YOUR TASK — Only the pictures stay out; every record is to be quoted exactly.

RECORDS PROVIDED —
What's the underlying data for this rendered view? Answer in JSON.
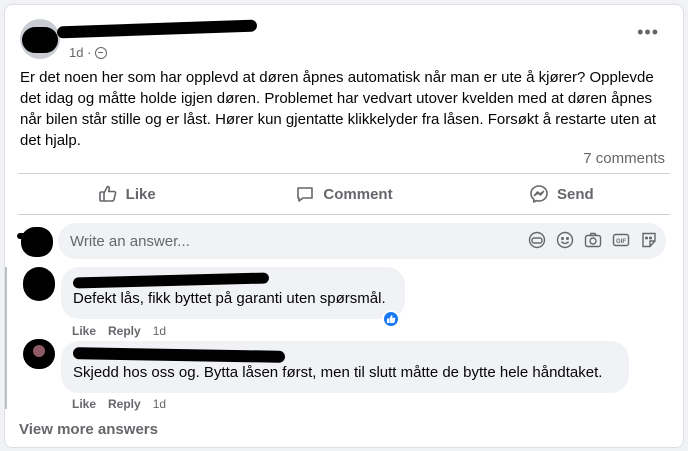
{
  "post": {
    "author_name": "",
    "time": "1d ·",
    "privacy_icon": "globe-icon",
    "more_icon": "more-horizontal-icon",
    "text": "Er det noen her som har opplevd at døren åpnes automatisk når man er ute å kjører? Opplevde det idag og måtte holde igjen døren. Problemet har vedvart utover kvelden med at døren åpnes når bilen står stille og er låst. Hører kun gjentatte klikkelyder fra låsen. Forsøkt å restarte uten at det hjalp.",
    "comments_count": "7 comments"
  },
  "actions": {
    "like": "Like",
    "comment": "Comment",
    "send": "Send"
  },
  "composer": {
    "placeholder": "Write an answer..."
  },
  "comments": [
    {
      "text": "Defekt lås, fikk byttet på garanti uten spørsmål.",
      "like": "Like",
      "reply": "Reply",
      "time": "1d"
    },
    {
      "text": "Skjedd hos oss og. Bytta låsen først, men til slutt måtte de bytte hele håndtaket.",
      "like": "Like",
      "reply": "Reply",
      "time": "1d"
    }
  ],
  "view_more": "View more answers",
  "colors": {
    "accent": "#1877f2",
    "muted": "#65676b",
    "bubble": "#f0f2f5"
  }
}
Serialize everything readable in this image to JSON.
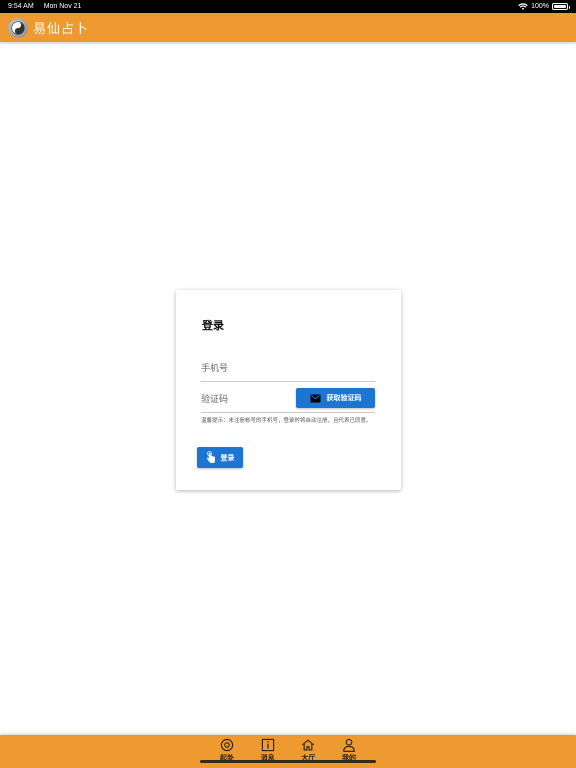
{
  "status_bar": {
    "time": "9:54 AM",
    "date": "Mon Nov 21",
    "battery": "100%",
    "battery_level": 1.0
  },
  "app_bar": {
    "title": "易仙占卜",
    "logo_icon": "yin-yang-logo-icon",
    "background_color": "#ef9a30"
  },
  "login": {
    "title": "登录",
    "phone_placeholder": "手机号",
    "code_placeholder": "验证码",
    "get_code_label": "获取验证码",
    "get_code_icon": "mail-icon",
    "notice": "温馨提示：未注册帐号的手机号，登录时将自动注册，且代表已同意。",
    "login_label": "登录",
    "login_icon": "touch-hand-icon",
    "accent_color": "#1c75d2"
  },
  "bottom_nav": {
    "items": [
      {
        "label": "起卦",
        "icon": "circle-target-icon"
      },
      {
        "label": "消息",
        "icon": "info-icon"
      },
      {
        "label": "大厅",
        "icon": "home-icon"
      },
      {
        "label": "我的",
        "icon": "person-icon"
      }
    ]
  }
}
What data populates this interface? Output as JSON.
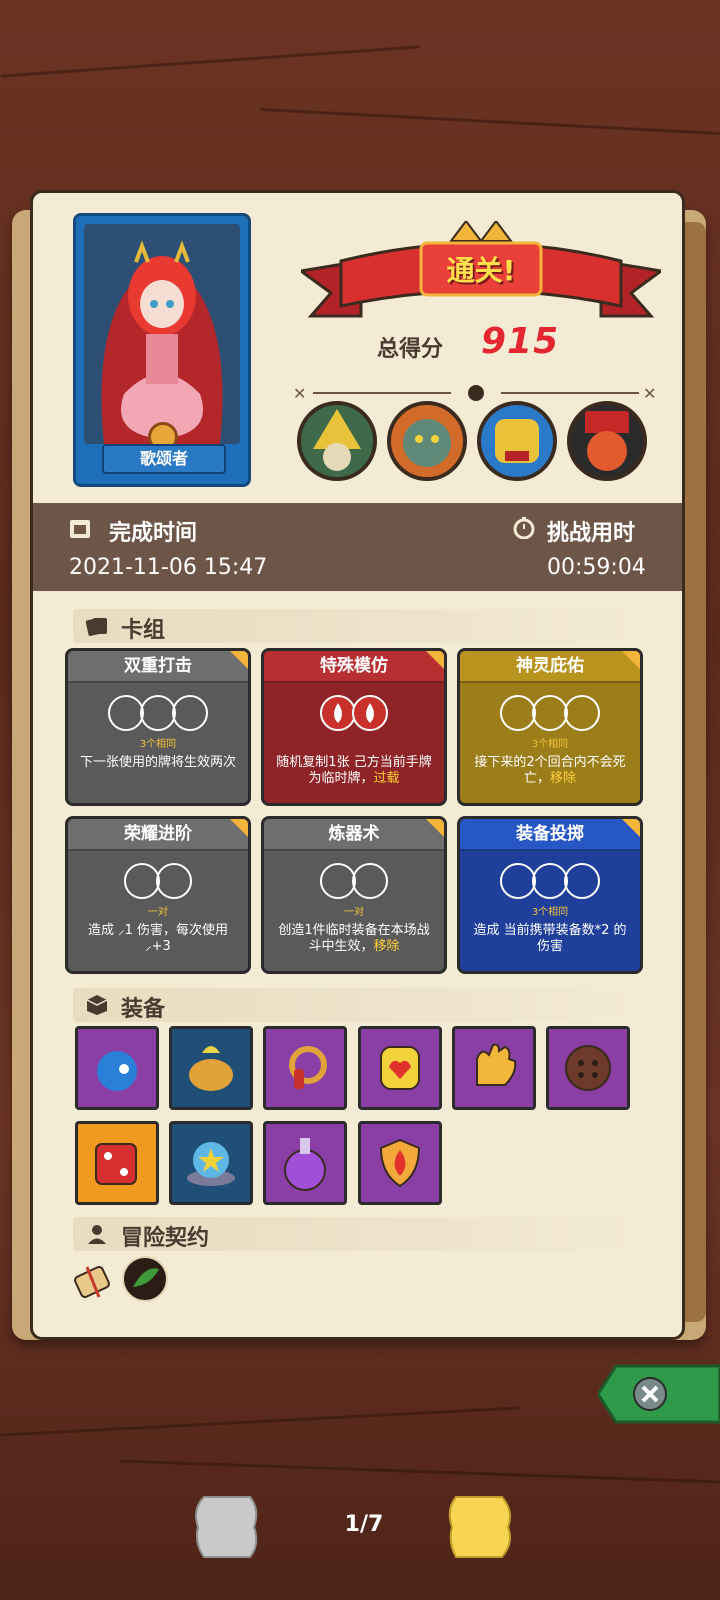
{
  "hero": {
    "name": "歌颂者"
  },
  "result": {
    "banner": "通关!",
    "score_label": "总得分",
    "score_value": "915"
  },
  "time": {
    "completed_label": "完成时间",
    "completed_value": "2021-11-06 15:47",
    "duration_label": "挑战用时",
    "duration_value": "00:59:04"
  },
  "bosses": [
    {
      "icon": "wizard-boss-portrait"
    },
    {
      "icon": "troll-boss-portrait"
    },
    {
      "icon": "mask-boss-portrait"
    },
    {
      "icon": "cook-boss-portrait"
    }
  ],
  "deck": {
    "title": "卡组",
    "cards": [
      {
        "name": "双重打击",
        "tag": "3个相同",
        "color": "#5a5a5a",
        "header": "#6e6e6e",
        "rings": 3,
        "desc": "下一张使用的牌将生效两次",
        "extra": ""
      },
      {
        "name": "特殊模仿",
        "tag": "",
        "color": "#8e2427",
        "header": "#b82f32",
        "rings": 2,
        "desc": "随机复制1张 己方当前手牌 为临时牌，",
        "extra": "过载"
      },
      {
        "name": "神灵庇佑",
        "tag": "3个相同",
        "color": "#9b7d1a",
        "header": "#b8941f",
        "rings": 3,
        "desc": "接下来的2个回合内不会死亡，",
        "extra": "移除"
      },
      {
        "name": "荣耀进阶",
        "tag": "一对",
        "color": "#5a5a5a",
        "header": "#6e6e6e",
        "rings": 2,
        "desc": "造成 ⸝1 伤害，每次使用 ⸝+3",
        "extra": ""
      },
      {
        "name": "炼器术",
        "tag": "一对",
        "color": "#5a5a5a",
        "header": "#6e6e6e",
        "rings": 2,
        "desc": "创造1件临时装备在本场战斗中生效，",
        "extra": "移除"
      },
      {
        "name": "装备投掷",
        "tag": "3个相同",
        "color": "#1f3f9a",
        "header": "#2657c4",
        "rings": 3,
        "desc": "造成 当前携带装备数*2 的伤害",
        "extra": ""
      }
    ]
  },
  "equipment": {
    "title": "装备",
    "items": [
      {
        "icon": "blue-flame-creature-icon",
        "bg": "purple"
      },
      {
        "icon": "golden-pot-icon",
        "bg": "navy"
      },
      {
        "icon": "ring-potion-icon",
        "bg": "purple"
      },
      {
        "icon": "heart-gem-icon",
        "bg": "purple"
      },
      {
        "icon": "glove-icon",
        "bg": "purple"
      },
      {
        "icon": "button-coin-icon",
        "bg": "purple"
      },
      {
        "icon": "red-dice-icon",
        "bg": "orange"
      },
      {
        "icon": "star-orb-icon",
        "bg": "navy"
      },
      {
        "icon": "purple-flask-icon",
        "bg": "purple"
      },
      {
        "icon": "flame-shield-icon",
        "bg": "purple"
      }
    ]
  },
  "contract": {
    "title": "冒险契约",
    "items": [
      {
        "icon": "scroll-icon"
      },
      {
        "icon": "herb-badge-icon"
      }
    ]
  },
  "pager": {
    "text": "1/7"
  }
}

COMPLETE RESPONSE —
What's the underlying data for this rendered view? Answer in JSON.
{
  "post": {
    "author_name": "",
    "time": "1d ·",
    "privacy_icon": "globe-icon",
    "more_icon": "more-horizontal-icon",
    "text": "Er det noen her som har opplevd at døren åpnes automatisk når man er ute å kjører? Opplevde det idag og måtte holde igjen døren. Problemet har vedvart utover kvelden med at døren åpnes når bilen står stille og er låst. Hører kun gjentatte klikkelyder fra låsen. Forsøkt å restarte uten at det hjalp.",
    "comments_count": "7 comments"
  },
  "actions": {
    "like": "Like",
    "comment": "Comment",
    "send": "Send"
  },
  "composer": {
    "placeholder": "Write an answer..."
  },
  "comments": [
    {
      "text": "Defekt lås, fikk byttet på garanti uten spørsmål.",
      "like": "Like",
      "reply": "Reply",
      "time": "1d"
    },
    {
      "text": "Skjedd hos oss og. Bytta låsen først, men til slutt måtte de bytte hele håndtaket.",
      "like": "Like",
      "reply": "Reply",
      "time": "1d"
    }
  ],
  "view_more": "View more answers",
  "colors": {
    "accent": "#1877f2",
    "muted": "#65676b",
    "bubble": "#f0f2f5"
  }
}
Serialize everything readable in this image to JSON.
{
  "status_bar": {
    "time": "9:54 AM",
    "date": "Mon Nov 21",
    "battery": "100%",
    "battery_level": 1.0
  },
  "app_bar": {
    "title": "易仙占卜",
    "logo_icon": "yin-yang-logo-icon",
    "background_color": "#ef9a30"
  },
  "login": {
    "title": "登录",
    "phone_placeholder": "手机号",
    "code_placeholder": "验证码",
    "get_code_label": "获取验证码",
    "get_code_icon": "mail-icon",
    "notice": "温馨提示：未注册帐号的手机号，登录时将自动注册，且代表已同意。",
    "login_label": "登录",
    "login_icon": "touch-hand-icon",
    "accent_color": "#1c75d2"
  },
  "bottom_nav": {
    "items": [
      {
        "label": "起卦",
        "icon": "circle-target-icon"
      },
      {
        "label": "消息",
        "icon": "info-icon"
      },
      {
        "label": "大厅",
        "icon": "home-icon"
      },
      {
        "label": "我的",
        "icon": "person-icon"
      }
    ]
  }
}
What data populates this interface? Output as JSON.
{
  "hero": {
    "name": "歌颂者"
  },
  "result": {
    "banner": "通关!",
    "score_label": "总得分",
    "score_value": "915"
  },
  "time": {
    "completed_label": "完成时间",
    "completed_value": "2021-11-06 15:47",
    "duration_label": "挑战用时",
    "duration_value": "00:59:04"
  },
  "bosses": [
    {
      "icon": "wizard-boss-portrait"
    },
    {
      "icon": "troll-boss-portrait"
    },
    {
      "icon": "mask-boss-portrait"
    },
    {
      "icon": "cook-boss-portrait"
    }
  ],
  "deck": {
    "title": "卡组",
    "cards": [
      {
        "name": "双重打击",
        "tag": "3个相同",
        "color": "#5a5a5a",
        "header": "#6e6e6e",
        "rings": 3,
        "desc": "下一张使用的牌将生效两次",
        "extra": ""
      },
      {
        "name": "特殊模仿",
        "tag": "",
        "color": "#8e2427",
        "header": "#b82f32",
        "rings": 2,
        "desc": "随机复制1张 己方当前手牌 为临时牌，",
        "extra": "过载"
      },
      {
        "name": "神灵庇佑",
        "tag": "3个相同",
        "color": "#9b7d1a",
        "header": "#b8941f",
        "rings": 3,
        "desc": "接下来的2个回合内不会死亡，",
        "extra": "移除"
      },
      {
        "name": "荣耀进阶",
        "tag": "一对",
        "color": "#5a5a5a",
        "header": "#6e6e6e",
        "rings": 2,
        "desc": "造成 ⸝1 伤害，每次使用 ⸝+3",
        "extra": ""
      },
      {
        "name": "炼器术",
        "tag": "一对",
        "color": "#5a5a5a",
        "header": "#6e6e6e",
        "rings": 2,
        "desc": "创造1件临时装备在本场战斗中生效，",
        "extra": "移除"
      },
      {
        "name": "装备投掷",
        "tag": "3个相同",
        "color": "#1f3f9a",
        "header": "#2657c4",
        "rings": 3,
        "desc": "造成 当前携带装备数*2 的伤害",
        "extra": ""
      }
    ]
  },
  "equipment": {
    "title": "装备",
    "items": [
      {
        "icon": "blue-flame-creature-icon",
        "bg": "purple"
      },
      {
        "icon": "golden-pot-icon",
        "bg": "navy"
      },
      {
        "icon": "ring-potion-icon",
        "bg": "purple"
      },
      {
        "icon": "heart-gem-icon",
        "bg": "purple"
      },
      {
        "icon": "glove-icon",
        "bg": "purple"
      },
      {
        "icon": "button-coin-icon",
        "bg": "purple"
      },
      {
        "icon": "red-dice-icon",
        "bg": "orange"
      },
      {
        "icon": "star-orb-icon",
        "bg": "navy"
      },
      {
        "icon": "purple-flask-icon",
        "bg": "purple"
      },
      {
        "icon": "flame-shield-icon",
        "bg": "purple"
      }
    ]
  },
  "contract": {
    "title": "冒险契约",
    "items": [
      {
        "icon": "scroll-icon"
      },
      {
        "icon": "herb-badge-icon"
      }
    ]
  },
  "pager": {
    "text": "1/7"
  }
}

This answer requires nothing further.